_Task details_
Keep only the lines that hold the string "slideteam", filtering out the rest of the entries below.

_Dataset listings of figures_
━━━━━━━━

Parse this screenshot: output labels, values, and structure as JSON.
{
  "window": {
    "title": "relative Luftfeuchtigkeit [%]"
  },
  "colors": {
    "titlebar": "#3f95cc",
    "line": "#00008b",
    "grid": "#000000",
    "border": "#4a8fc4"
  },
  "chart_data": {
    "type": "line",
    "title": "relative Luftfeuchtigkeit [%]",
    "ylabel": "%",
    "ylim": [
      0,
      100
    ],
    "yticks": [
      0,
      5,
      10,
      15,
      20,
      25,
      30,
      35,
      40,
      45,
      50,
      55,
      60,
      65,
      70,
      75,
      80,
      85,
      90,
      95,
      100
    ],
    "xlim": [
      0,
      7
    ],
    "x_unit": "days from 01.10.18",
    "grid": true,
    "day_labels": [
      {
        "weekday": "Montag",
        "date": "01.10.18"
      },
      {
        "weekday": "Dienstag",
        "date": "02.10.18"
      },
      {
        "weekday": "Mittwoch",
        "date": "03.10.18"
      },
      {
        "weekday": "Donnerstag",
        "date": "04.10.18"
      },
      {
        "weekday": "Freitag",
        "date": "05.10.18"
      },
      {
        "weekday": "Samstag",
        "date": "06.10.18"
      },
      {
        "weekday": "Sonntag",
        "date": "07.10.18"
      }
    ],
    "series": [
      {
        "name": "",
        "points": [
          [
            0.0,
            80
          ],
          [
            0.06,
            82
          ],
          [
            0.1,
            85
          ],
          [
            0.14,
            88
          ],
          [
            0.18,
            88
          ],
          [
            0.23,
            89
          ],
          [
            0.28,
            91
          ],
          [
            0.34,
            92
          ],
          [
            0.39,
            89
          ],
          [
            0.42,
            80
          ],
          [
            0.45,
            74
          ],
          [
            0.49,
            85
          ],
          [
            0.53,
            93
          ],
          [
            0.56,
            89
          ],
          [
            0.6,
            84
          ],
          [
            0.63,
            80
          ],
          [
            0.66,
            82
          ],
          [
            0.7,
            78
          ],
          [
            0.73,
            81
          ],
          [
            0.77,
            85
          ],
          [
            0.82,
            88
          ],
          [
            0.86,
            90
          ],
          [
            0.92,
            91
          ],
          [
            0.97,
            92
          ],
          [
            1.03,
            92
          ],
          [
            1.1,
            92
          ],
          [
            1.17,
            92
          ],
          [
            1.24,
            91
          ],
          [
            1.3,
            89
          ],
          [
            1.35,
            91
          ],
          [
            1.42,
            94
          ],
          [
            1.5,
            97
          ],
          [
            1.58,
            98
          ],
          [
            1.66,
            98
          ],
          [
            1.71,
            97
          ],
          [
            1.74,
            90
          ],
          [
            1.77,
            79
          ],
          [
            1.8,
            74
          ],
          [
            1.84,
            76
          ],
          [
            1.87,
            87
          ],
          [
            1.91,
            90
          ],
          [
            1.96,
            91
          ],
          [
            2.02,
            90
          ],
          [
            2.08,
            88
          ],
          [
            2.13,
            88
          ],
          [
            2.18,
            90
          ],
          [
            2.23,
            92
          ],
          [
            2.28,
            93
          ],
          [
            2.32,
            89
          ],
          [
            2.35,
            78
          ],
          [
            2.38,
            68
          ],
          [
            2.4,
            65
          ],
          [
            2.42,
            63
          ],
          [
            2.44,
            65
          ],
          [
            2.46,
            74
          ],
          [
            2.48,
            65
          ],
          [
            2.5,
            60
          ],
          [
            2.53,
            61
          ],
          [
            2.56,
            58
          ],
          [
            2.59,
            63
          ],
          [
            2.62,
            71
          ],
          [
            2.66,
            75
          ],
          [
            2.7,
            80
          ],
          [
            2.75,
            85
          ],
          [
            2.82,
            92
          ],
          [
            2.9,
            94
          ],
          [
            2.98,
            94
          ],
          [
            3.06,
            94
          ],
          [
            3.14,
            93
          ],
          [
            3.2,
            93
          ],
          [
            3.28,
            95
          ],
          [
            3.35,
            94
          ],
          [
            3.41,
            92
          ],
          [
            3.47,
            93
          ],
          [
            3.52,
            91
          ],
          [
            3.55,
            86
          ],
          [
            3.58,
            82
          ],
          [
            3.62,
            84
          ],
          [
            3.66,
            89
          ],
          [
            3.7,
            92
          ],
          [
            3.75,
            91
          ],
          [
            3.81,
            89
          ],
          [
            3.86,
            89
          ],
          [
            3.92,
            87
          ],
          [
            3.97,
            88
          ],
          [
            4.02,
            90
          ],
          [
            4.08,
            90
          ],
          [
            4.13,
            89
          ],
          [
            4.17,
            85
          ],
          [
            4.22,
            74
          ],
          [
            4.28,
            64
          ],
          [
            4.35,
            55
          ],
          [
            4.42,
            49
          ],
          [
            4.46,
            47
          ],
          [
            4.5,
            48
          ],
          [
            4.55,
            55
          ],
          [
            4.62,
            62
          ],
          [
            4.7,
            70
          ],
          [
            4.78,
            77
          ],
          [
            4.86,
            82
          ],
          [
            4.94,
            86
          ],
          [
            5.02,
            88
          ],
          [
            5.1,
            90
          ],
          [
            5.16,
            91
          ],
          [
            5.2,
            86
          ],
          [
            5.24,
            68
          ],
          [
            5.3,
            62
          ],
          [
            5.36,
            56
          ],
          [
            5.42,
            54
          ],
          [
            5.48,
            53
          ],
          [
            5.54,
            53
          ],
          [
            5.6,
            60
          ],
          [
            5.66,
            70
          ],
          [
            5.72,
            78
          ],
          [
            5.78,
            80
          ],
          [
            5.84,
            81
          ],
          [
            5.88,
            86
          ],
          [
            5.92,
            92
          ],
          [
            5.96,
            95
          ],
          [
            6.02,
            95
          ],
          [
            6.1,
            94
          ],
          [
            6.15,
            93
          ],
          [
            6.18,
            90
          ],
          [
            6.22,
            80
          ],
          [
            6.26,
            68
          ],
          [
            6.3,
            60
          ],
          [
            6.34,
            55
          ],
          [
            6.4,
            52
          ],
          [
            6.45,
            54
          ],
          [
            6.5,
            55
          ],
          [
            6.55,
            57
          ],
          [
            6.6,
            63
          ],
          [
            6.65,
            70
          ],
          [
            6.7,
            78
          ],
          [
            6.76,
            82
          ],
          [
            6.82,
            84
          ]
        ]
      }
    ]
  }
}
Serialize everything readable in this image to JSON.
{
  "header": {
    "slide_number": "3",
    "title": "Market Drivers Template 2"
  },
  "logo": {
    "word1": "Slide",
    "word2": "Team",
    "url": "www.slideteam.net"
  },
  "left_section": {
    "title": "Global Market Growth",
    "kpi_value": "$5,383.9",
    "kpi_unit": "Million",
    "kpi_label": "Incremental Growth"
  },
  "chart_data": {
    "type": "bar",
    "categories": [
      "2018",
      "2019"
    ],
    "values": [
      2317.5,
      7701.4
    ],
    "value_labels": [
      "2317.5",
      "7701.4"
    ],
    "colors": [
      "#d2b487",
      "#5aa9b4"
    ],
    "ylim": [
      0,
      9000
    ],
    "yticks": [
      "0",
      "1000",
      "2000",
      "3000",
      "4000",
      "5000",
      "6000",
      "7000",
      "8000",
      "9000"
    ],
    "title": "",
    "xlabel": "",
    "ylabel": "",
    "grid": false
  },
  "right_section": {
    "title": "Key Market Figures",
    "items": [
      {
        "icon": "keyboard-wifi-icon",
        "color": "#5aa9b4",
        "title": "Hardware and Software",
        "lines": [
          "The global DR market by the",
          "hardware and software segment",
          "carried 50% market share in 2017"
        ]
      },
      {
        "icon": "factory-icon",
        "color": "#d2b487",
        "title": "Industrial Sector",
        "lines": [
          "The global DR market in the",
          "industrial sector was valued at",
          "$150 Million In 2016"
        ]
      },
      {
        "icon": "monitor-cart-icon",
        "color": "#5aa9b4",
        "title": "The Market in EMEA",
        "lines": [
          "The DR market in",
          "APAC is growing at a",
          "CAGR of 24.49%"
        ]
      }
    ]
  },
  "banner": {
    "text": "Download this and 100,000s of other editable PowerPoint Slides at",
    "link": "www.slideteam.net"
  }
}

━━━━━━━━

_Task solution_
    "url": "www.slideteam.net"
    "link": "www.slideteam.net"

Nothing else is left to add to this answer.